Stored items:

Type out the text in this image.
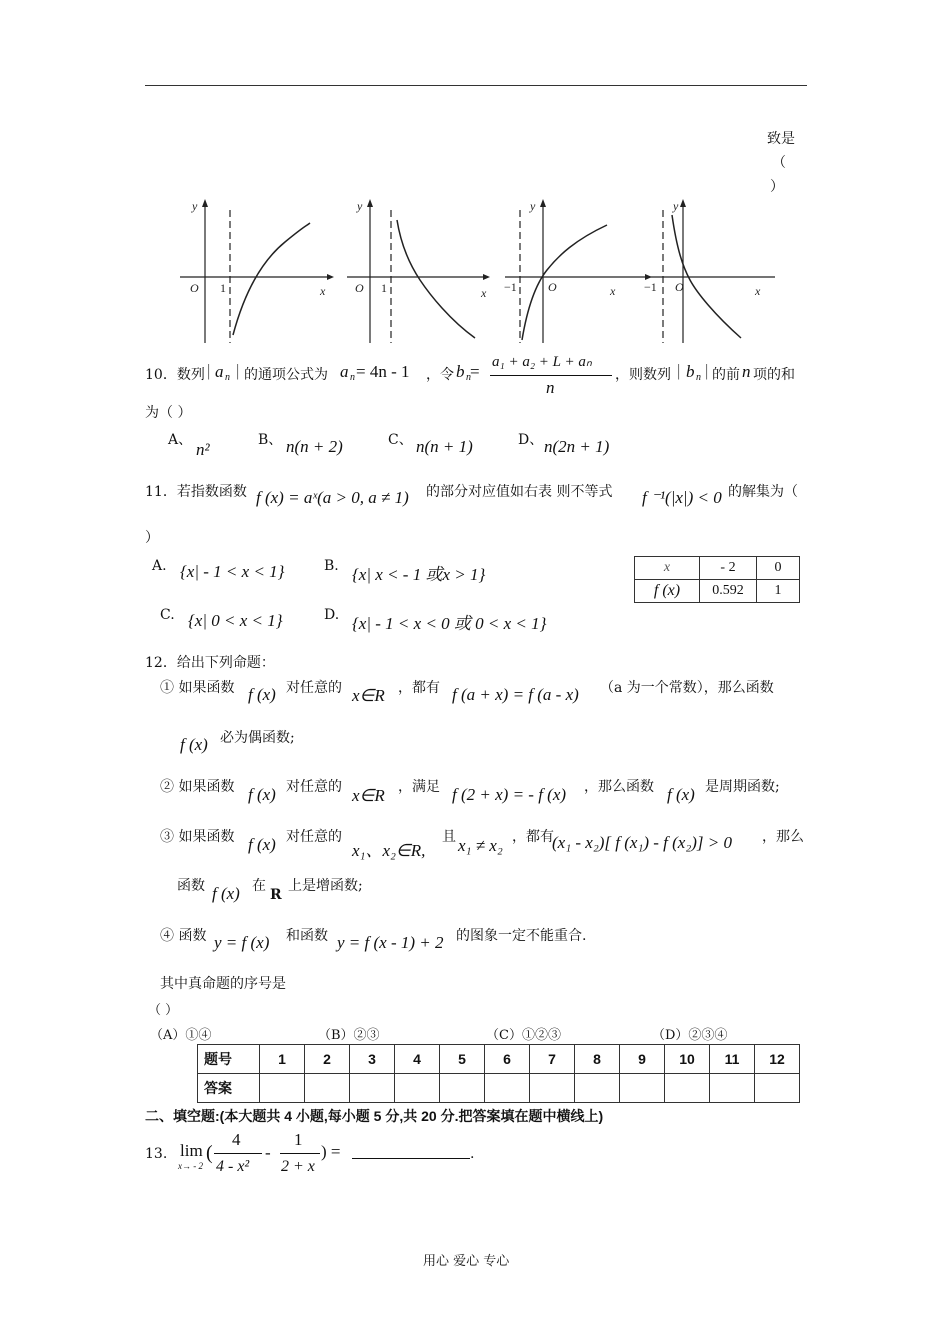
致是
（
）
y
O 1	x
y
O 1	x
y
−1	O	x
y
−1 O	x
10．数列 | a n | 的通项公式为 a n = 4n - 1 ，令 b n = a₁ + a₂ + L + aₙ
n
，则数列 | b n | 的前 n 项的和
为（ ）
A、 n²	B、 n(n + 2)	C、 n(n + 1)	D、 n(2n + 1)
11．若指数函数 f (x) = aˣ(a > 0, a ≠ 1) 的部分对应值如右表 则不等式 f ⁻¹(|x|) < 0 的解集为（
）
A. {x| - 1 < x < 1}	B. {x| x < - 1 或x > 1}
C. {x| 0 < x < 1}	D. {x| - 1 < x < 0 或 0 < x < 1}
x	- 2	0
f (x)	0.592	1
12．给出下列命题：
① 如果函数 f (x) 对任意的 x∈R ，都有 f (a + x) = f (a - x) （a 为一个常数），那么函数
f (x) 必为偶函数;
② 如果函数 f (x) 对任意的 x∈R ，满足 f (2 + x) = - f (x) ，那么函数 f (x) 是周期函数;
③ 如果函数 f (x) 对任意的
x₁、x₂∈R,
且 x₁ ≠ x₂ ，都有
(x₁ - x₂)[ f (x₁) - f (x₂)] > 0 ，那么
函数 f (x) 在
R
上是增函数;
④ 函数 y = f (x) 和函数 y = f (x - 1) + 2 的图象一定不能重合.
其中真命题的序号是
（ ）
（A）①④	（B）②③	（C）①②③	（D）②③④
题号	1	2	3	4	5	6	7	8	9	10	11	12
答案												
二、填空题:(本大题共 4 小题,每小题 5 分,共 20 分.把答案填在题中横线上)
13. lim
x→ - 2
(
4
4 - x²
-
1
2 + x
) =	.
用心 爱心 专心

--

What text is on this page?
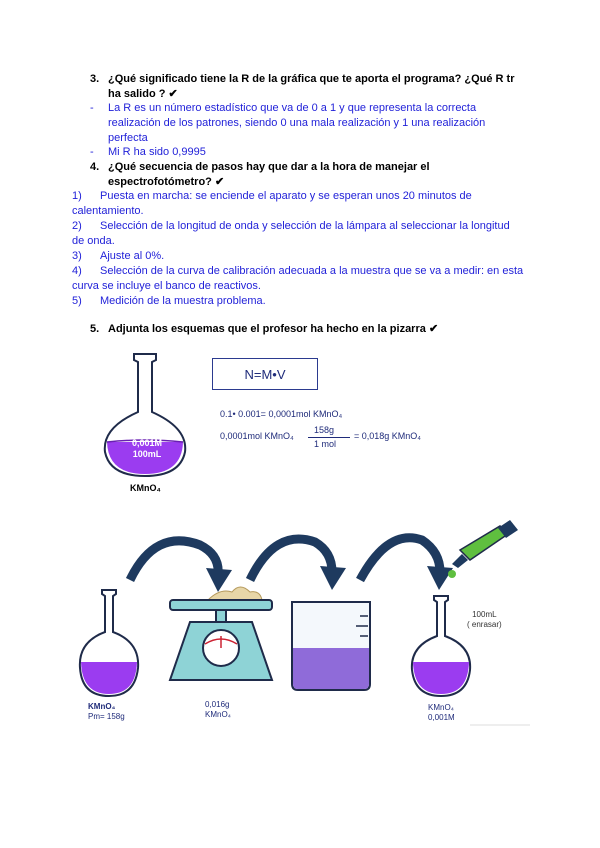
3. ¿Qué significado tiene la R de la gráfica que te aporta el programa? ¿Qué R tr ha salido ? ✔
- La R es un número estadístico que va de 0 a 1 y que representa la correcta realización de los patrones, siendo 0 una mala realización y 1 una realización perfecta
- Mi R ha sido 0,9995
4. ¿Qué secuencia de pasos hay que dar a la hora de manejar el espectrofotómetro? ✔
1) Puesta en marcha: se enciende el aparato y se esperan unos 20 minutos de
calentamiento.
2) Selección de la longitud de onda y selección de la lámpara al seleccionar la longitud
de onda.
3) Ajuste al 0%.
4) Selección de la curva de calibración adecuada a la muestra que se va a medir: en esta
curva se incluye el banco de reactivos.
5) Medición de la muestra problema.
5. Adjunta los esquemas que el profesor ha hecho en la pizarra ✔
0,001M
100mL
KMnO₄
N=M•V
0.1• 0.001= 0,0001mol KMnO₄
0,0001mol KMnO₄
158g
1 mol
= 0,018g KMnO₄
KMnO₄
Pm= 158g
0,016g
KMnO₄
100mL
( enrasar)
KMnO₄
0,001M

==

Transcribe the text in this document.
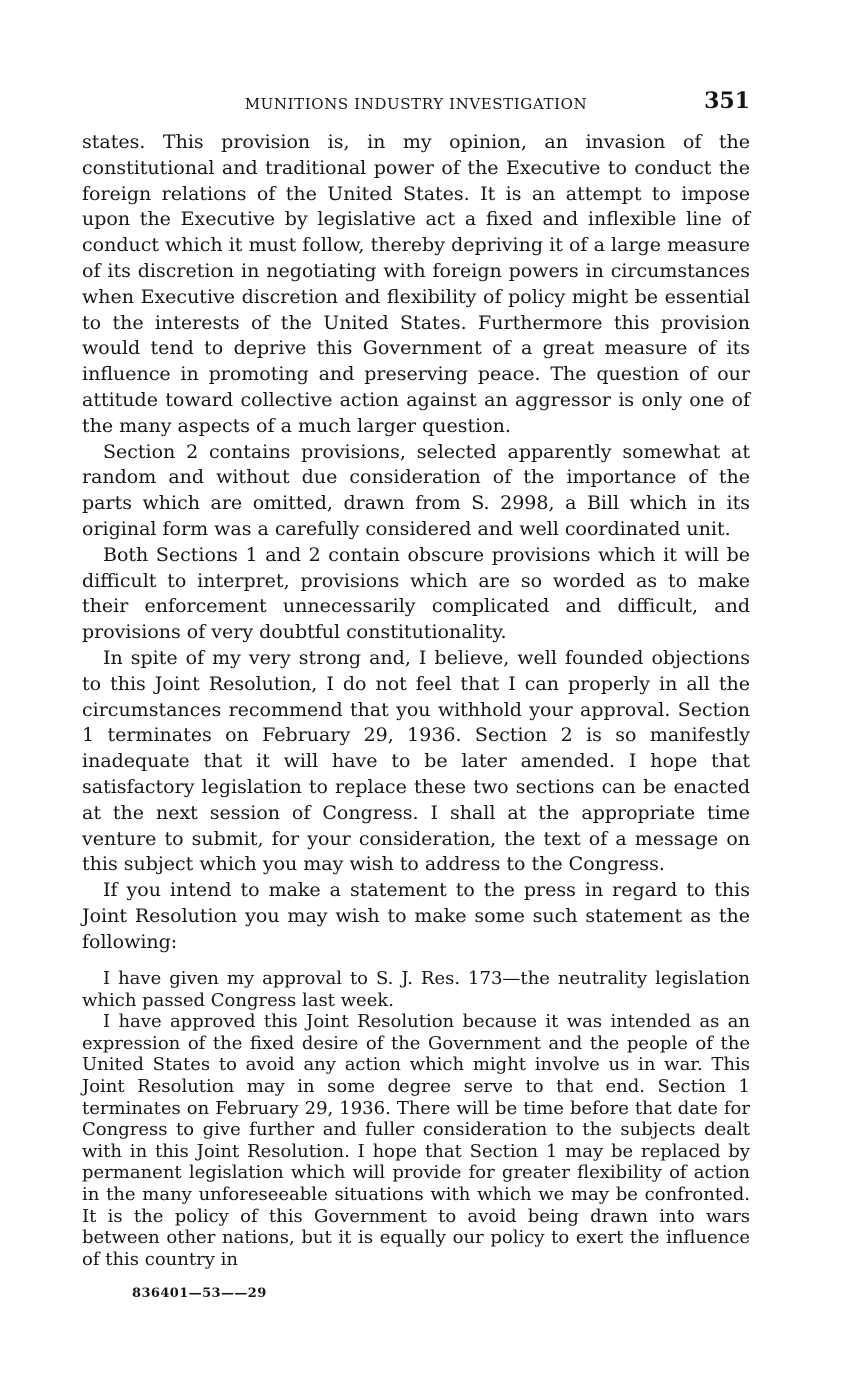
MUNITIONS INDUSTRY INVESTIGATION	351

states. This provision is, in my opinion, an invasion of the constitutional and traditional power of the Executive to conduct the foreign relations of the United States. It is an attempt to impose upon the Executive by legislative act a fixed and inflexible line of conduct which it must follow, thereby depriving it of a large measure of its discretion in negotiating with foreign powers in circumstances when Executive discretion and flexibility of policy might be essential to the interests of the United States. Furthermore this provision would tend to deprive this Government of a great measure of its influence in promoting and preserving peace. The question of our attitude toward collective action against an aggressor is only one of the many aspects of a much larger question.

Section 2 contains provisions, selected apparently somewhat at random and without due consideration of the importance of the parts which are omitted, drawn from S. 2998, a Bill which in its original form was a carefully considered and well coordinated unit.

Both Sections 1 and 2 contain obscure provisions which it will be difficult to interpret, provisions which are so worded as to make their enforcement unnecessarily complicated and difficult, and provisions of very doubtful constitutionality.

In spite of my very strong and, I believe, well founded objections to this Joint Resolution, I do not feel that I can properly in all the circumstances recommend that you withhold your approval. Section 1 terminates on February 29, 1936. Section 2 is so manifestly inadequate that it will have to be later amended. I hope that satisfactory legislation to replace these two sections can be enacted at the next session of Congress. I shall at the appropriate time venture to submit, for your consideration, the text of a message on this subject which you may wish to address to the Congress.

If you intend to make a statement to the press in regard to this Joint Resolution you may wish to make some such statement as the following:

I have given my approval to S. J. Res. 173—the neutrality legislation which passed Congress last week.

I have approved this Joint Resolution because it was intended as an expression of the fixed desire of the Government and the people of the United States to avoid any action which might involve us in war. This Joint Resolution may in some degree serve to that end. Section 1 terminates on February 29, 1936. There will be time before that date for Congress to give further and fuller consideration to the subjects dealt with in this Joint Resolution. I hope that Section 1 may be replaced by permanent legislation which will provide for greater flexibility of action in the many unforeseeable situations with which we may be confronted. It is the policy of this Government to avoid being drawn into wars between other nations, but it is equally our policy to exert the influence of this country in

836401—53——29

Exercise requirements:
State only how many lines in the material include "如果函数".

Finished task:
3